→ DATASET ROWS:
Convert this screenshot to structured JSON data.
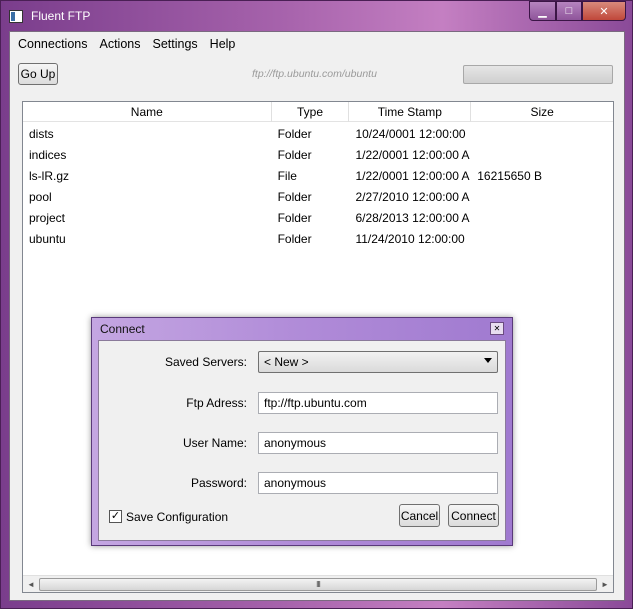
{
  "window": {
    "title": "Fluent FTP",
    "minimize_glyph": "▁",
    "maximize_glyph": "□",
    "close_glyph": "✕"
  },
  "menu": [
    "Connections",
    "Actions",
    "Settings",
    "Help"
  ],
  "toolbar": {
    "go_up_label": "Go Up",
    "path": "ftp://ftp.ubuntu.com/ubuntu",
    "progress": 0
  },
  "list": {
    "columns": [
      "Name",
      "Type",
      "Time Stamp",
      "Size"
    ],
    "rows": [
      {
        "name": "dists",
        "type": "Folder",
        "time": "10/24/0001 12:00:00",
        "size": ""
      },
      {
        "name": "indices",
        "type": "Folder",
        "time": "1/22/0001 12:00:00 A",
        "size": ""
      },
      {
        "name": "ls-lR.gz",
        "type": "File",
        "time": "1/22/0001 12:00:00 A",
        "size": "16215650 B"
      },
      {
        "name": "pool",
        "type": "Folder",
        "time": "2/27/2010 12:00:00 A",
        "size": ""
      },
      {
        "name": "project",
        "type": "Folder",
        "time": "6/28/2013 12:00:00 A",
        "size": ""
      },
      {
        "name": "ubuntu",
        "type": "Folder",
        "time": "11/24/2010 12:00:00",
        "size": ""
      }
    ],
    "scroll_grip": "III",
    "scroll_left_glyph": "◄",
    "scroll_right_glyph": "►"
  },
  "dialog": {
    "title": "Connect",
    "close_glyph": "✕",
    "saved_servers_label": "Saved Servers:",
    "saved_servers_value": "< New >",
    "ftp_address_label": "Ftp Adress:",
    "ftp_address_value": "ftp://ftp.ubuntu.com",
    "user_name_label": "User Name:",
    "user_name_value": "anonymous",
    "password_label": "Password:",
    "password_value": "anonymous",
    "save_config_label": "Save Configuration",
    "save_config_checked": true,
    "check_glyph": "✓",
    "cancel_label": "Cancel",
    "connect_label": "Connect"
  },
  "colors": {
    "progress_fill": "#4fc04f",
    "dialog_frame": "#b08bd8"
  }
}
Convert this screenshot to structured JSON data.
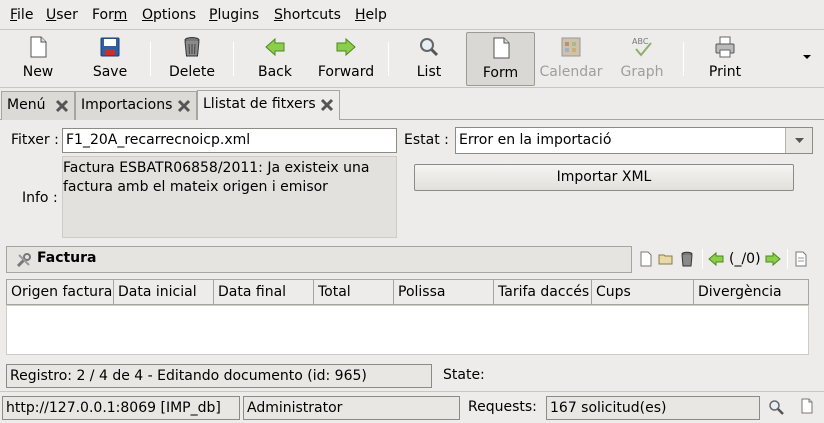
{
  "menubar": {
    "items": [
      {
        "pre": "",
        "ul": "F",
        "post": "ile"
      },
      {
        "pre": "",
        "ul": "U",
        "post": "ser"
      },
      {
        "pre": "For",
        "ul": "m",
        "post": ""
      },
      {
        "pre": "",
        "ul": "O",
        "post": "ptions"
      },
      {
        "pre": "",
        "ul": "P",
        "post": "lugins"
      },
      {
        "pre": "",
        "ul": "S",
        "post": "hortcuts"
      },
      {
        "pre": "",
        "ul": "H",
        "post": "elp"
      }
    ]
  },
  "toolbar": {
    "new_label": "New",
    "save_label": "Save",
    "delete_label": "Delete",
    "back_label": "Back",
    "forward_label": "Forward",
    "list_label": "List",
    "form_label": "Form",
    "calendar_label": "Calendar",
    "graph_label": "Graph",
    "print_label": "Print",
    "graph_icon_text": "ABC"
  },
  "tabs": [
    {
      "label": "Menú",
      "active": false
    },
    {
      "label": "Importacions",
      "active": false
    },
    {
      "label": "Llistat de fitxers",
      "active": true
    }
  ],
  "form": {
    "fitxer_label": "Fitxer :",
    "fitxer_value": "F1_20A_recarrecnoicp.xml",
    "estat_label": "Estat :",
    "estat_value": "Error en la importació",
    "info_label": "Info :",
    "info_value": "Factura ESBATR06858/2011: Ja existeix una factura amb el mateix origen i emisor",
    "import_button": "Importar XML"
  },
  "factura": {
    "title": "Factura",
    "pager": "(_/0)",
    "columns": [
      "Origen factura",
      "Data inicial",
      "Data final",
      "Total",
      "Polissa",
      "Tarifa daccés",
      "Cups",
      "Divergència"
    ]
  },
  "status": {
    "registro": "Registro: 2 / 4 de 4 - Editando documento (id: 965)",
    "state_label": "State:"
  },
  "footer": {
    "server": "http://127.0.0.1:8069 [IMP_db]",
    "user": "Administrator",
    "requests_label": "Requests:",
    "requests_value": "167 solicitud(es)"
  },
  "colors": {
    "arrow_green": "#6cb52e",
    "window_bg": "#edeceb"
  }
}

→ WRITTEN INSTRUCTION: Keep every word of the data as it is when you write it out, but drop the pictures.

→ ANSWER TO THE PROBLEM:
Convert this screenshot to structured JSON data.
{
  "window": {
    "title": "Fluent FTP",
    "minimize_glyph": "▁",
    "maximize_glyph": "□",
    "close_glyph": "✕"
  },
  "menu": [
    "Connections",
    "Actions",
    "Settings",
    "Help"
  ],
  "toolbar": {
    "go_up_label": "Go Up",
    "path": "ftp://ftp.ubuntu.com/ubuntu",
    "progress": 0
  },
  "list": {
    "columns": [
      "Name",
      "Type",
      "Time Stamp",
      "Size"
    ],
    "rows": [
      {
        "name": "dists",
        "type": "Folder",
        "time": "10/24/0001 12:00:00",
        "size": ""
      },
      {
        "name": "indices",
        "type": "Folder",
        "time": "1/22/0001 12:00:00 A",
        "size": ""
      },
      {
        "name": "ls-lR.gz",
        "type": "File",
        "time": "1/22/0001 12:00:00 A",
        "size": "16215650 B"
      },
      {
        "name": "pool",
        "type": "Folder",
        "time": "2/27/2010 12:00:00 A",
        "size": ""
      },
      {
        "name": "project",
        "type": "Folder",
        "time": "6/28/2013 12:00:00 A",
        "size": ""
      },
      {
        "name": "ubuntu",
        "type": "Folder",
        "time": "11/24/2010 12:00:00",
        "size": ""
      }
    ],
    "scroll_grip": "III",
    "scroll_left_glyph": "◄",
    "scroll_right_glyph": "►"
  },
  "dialog": {
    "title": "Connect",
    "close_glyph": "✕",
    "saved_servers_label": "Saved Servers:",
    "saved_servers_value": "< New >",
    "ftp_address_label": "Ftp Adress:",
    "ftp_address_value": "ftp://ftp.ubuntu.com",
    "user_name_label": "User Name:",
    "user_name_value": "anonymous",
    "password_label": "Password:",
    "password_value": "anonymous",
    "save_config_label": "Save Configuration",
    "save_config_checked": true,
    "check_glyph": "✓",
    "cancel_label": "Cancel",
    "connect_label": "Connect"
  },
  "colors": {
    "progress_fill": "#4fc04f",
    "dialog_frame": "#b08bd8"
  }
}
Convert this screenshot to structured JSON data.
{
  "menubar": {
    "items": [
      {
        "pre": "",
        "ul": "F",
        "post": "ile"
      },
      {
        "pre": "",
        "ul": "U",
        "post": "ser"
      },
      {
        "pre": "For",
        "ul": "m",
        "post": ""
      },
      {
        "pre": "",
        "ul": "O",
        "post": "ptions"
      },
      {
        "pre": "",
        "ul": "P",
        "post": "lugins"
      },
      {
        "pre": "",
        "ul": "S",
        "post": "hortcuts"
      },
      {
        "pre": "",
        "ul": "H",
        "post": "elp"
      }
    ]
  },
  "toolbar": {
    "new_label": "New",
    "save_label": "Save",
    "delete_label": "Delete",
    "back_label": "Back",
    "forward_label": "Forward",
    "list_label": "List",
    "form_label": "Form",
    "calendar_label": "Calendar",
    "graph_label": "Graph",
    "print_label": "Print",
    "graph_icon_text": "ABC"
  },
  "tabs": [
    {
      "label": "Menú",
      "active": false
    },
    {
      "label": "Importacions",
      "active": false
    },
    {
      "label": "Llistat de fitxers",
      "active": true
    }
  ],
  "form": {
    "fitxer_label": "Fitxer :",
    "fitxer_value": "F1_20A_recarrecnoicp.xml",
    "estat_label": "Estat :",
    "estat_value": "Error en la importació",
    "info_label": "Info :",
    "info_value": "Factura ESBATR06858/2011: Ja existeix una factura amb el mateix origen i emisor",
    "import_button": "Importar XML"
  },
  "factura": {
    "title": "Factura",
    "pager": "(_/0)",
    "columns": [
      "Origen factura",
      "Data inicial",
      "Data final",
      "Total",
      "Polissa",
      "Tarifa daccés",
      "Cups",
      "Divergència"
    ]
  },
  "status": {
    "registro": "Registro: 2 / 4 de 4 - Editando documento (id: 965)",
    "state_label": "State:"
  },
  "footer": {
    "server": "http://127.0.0.1:8069 [IMP_db]",
    "user": "Administrator",
    "requests_label": "Requests:",
    "requests_value": "167 solicitud(es)"
  },
  "colors": {
    "arrow_green": "#6cb52e",
    "window_bg": "#edeceb"
  }
}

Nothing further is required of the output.